本文抜粋:
━━━
そんなことを、周りのおばちゃん達が理解できないのをいい事に話す彼女。

故郷の人間をそんな風に言う事はないだろうと思ったけど、 イラン人女性として人生の
半分以上生きてきた彼女が口にした言葉。

並ならぬ努力でこの国を出てきて、自由を手に入れた彼女だからこそ、外側から彼女達を見て
言える言葉なのか。

イランに対しての苛立ち、そしてかつての自分を哀れんでいるような、何とも言えない表情を
浮かべる彼女がとても印象的だった。

だけど、

ここのおばちゃんたちが、もしもどっかの国に移住して自由を手に入れたら、果たして
それが幸せなのだろうか?

自由はあっても、人情がない社会があるというのを彼女達は知ってるのだろうか?

「ちょっと、肩もんでくれる?」

いきなり背中を向けてそんなことを言い出した、隣に座る大きいおばちゃん。

ムチムチした肌に触れながら、「こっちのほうが、絶対良いって!」と言いたくなった。
━━━
練習問題 1:
下に続く行の先頭から「arrow-head <box>1693 145 1703 154</box>」を含む行までを、両端の行も含めて一字一句変えずに返してもらえますか?

提供データ:
━━━
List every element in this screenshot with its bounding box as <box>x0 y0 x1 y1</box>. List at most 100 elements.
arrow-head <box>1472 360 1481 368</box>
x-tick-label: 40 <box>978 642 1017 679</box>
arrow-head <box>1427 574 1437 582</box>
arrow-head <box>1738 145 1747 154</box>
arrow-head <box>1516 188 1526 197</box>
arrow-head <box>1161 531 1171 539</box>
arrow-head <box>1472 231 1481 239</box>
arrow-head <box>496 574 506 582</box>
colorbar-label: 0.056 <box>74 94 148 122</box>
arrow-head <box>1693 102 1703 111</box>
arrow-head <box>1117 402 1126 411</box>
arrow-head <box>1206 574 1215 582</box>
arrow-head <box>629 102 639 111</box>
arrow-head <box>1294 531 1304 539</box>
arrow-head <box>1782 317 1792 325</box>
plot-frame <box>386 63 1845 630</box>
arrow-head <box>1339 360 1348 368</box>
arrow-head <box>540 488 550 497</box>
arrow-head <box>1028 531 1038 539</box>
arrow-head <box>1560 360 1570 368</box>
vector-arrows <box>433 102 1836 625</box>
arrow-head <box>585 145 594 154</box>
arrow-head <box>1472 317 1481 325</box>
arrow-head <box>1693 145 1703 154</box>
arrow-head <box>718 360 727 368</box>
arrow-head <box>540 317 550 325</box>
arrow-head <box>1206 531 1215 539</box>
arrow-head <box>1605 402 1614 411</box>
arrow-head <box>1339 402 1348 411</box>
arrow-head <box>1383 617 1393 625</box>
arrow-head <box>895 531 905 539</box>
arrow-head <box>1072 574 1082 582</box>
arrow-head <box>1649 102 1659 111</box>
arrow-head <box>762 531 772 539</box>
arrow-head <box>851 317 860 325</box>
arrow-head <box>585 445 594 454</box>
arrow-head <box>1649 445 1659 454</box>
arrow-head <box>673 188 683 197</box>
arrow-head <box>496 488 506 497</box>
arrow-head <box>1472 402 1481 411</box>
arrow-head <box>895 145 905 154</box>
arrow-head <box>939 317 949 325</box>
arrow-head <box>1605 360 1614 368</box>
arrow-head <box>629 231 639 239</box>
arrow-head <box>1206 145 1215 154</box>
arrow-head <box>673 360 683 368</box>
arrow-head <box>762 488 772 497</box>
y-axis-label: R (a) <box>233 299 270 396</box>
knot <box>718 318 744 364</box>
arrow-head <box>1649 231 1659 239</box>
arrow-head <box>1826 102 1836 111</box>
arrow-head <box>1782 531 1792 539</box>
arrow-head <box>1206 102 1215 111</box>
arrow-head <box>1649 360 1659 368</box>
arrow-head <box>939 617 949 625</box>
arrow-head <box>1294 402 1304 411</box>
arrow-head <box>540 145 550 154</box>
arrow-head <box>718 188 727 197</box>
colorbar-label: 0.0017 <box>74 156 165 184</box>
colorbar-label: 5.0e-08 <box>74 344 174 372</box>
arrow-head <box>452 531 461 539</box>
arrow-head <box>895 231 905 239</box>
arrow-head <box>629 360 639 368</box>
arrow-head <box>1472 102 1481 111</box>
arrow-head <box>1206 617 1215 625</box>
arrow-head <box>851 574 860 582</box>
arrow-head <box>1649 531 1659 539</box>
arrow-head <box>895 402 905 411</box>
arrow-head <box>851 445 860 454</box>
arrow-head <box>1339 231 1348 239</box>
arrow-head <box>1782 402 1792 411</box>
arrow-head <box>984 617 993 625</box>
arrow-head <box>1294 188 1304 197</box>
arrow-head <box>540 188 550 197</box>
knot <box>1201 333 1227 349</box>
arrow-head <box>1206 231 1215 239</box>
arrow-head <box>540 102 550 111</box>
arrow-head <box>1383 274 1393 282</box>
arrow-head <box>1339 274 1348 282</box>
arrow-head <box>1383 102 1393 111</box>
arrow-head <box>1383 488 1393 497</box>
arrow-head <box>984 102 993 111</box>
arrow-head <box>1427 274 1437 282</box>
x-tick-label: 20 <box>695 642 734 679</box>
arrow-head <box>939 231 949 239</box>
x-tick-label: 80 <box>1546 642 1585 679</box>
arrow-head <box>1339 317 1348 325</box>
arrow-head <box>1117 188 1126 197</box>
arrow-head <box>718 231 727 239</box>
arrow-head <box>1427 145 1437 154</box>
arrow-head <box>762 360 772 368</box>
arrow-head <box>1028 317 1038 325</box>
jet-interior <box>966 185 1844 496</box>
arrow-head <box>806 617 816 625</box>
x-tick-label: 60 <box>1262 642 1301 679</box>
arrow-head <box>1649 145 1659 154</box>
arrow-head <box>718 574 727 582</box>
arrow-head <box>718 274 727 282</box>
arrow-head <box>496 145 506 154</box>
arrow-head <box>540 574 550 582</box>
━━━
練習問題 2:
上の本文抜粋のうち、「イランに対しての苛立ち、そし」を含む語句で始まり「いきなり背中を向けてそんなことを言い出した、隣に座る大きいおばちゃん。」で終わる部分を、そのまま打ち直してもらえますか?

解答 1:
List every element in this screenshot with its bounding box as <box>x0 y0 x1 y1</box>. List at most 100 elements.
arrow-head <box>1472 360 1481 368</box>
x-tick-label: 40 <box>978 642 1017 679</box>
arrow-head <box>1427 574 1437 582</box>
arrow-head <box>1738 145 1747 154</box>
arrow-head <box>1516 188 1526 197</box>
arrow-head <box>1161 531 1171 539</box>
arrow-head <box>1472 231 1481 239</box>
arrow-head <box>496 574 506 582</box>
colorbar-label: 0.056 <box>74 94 148 122</box>
arrow-head <box>1693 102 1703 111</box>
arrow-head <box>1117 402 1126 411</box>
arrow-head <box>1206 574 1215 582</box>
arrow-head <box>629 102 639 111</box>
arrow-head <box>1294 531 1304 539</box>
arrow-head <box>1782 317 1792 325</box>
plot-frame <box>386 63 1845 630</box>
arrow-head <box>1339 360 1348 368</box>
arrow-head <box>540 488 550 497</box>
arrow-head <box>1028 531 1038 539</box>
arrow-head <box>1560 360 1570 368</box>
vector-arrows <box>433 102 1836 625</box>
arrow-head <box>585 145 594 154</box>
arrow-head <box>1472 317 1481 325</box>
arrow-head <box>1693 145 1703 154</box>

解答 2:
イランに対しての苛立ち、そしてかつての自分を哀れんでいるような、何とも言えない表情を
浮かべる彼女がとても印象的だった。

だけど、

ここのおばちゃんたちが、もしもどっかの国に移住して自由を手に入れたら、果たして
それが幸せなのだろうか?

自由はあっても、人情がない社会があるというのを彼女達は知ってるのだろうか?

「ちょっと、肩もんでくれる?」

いきなり背中を向けてそんなことを言い出した、隣に座る大きいおばちゃん。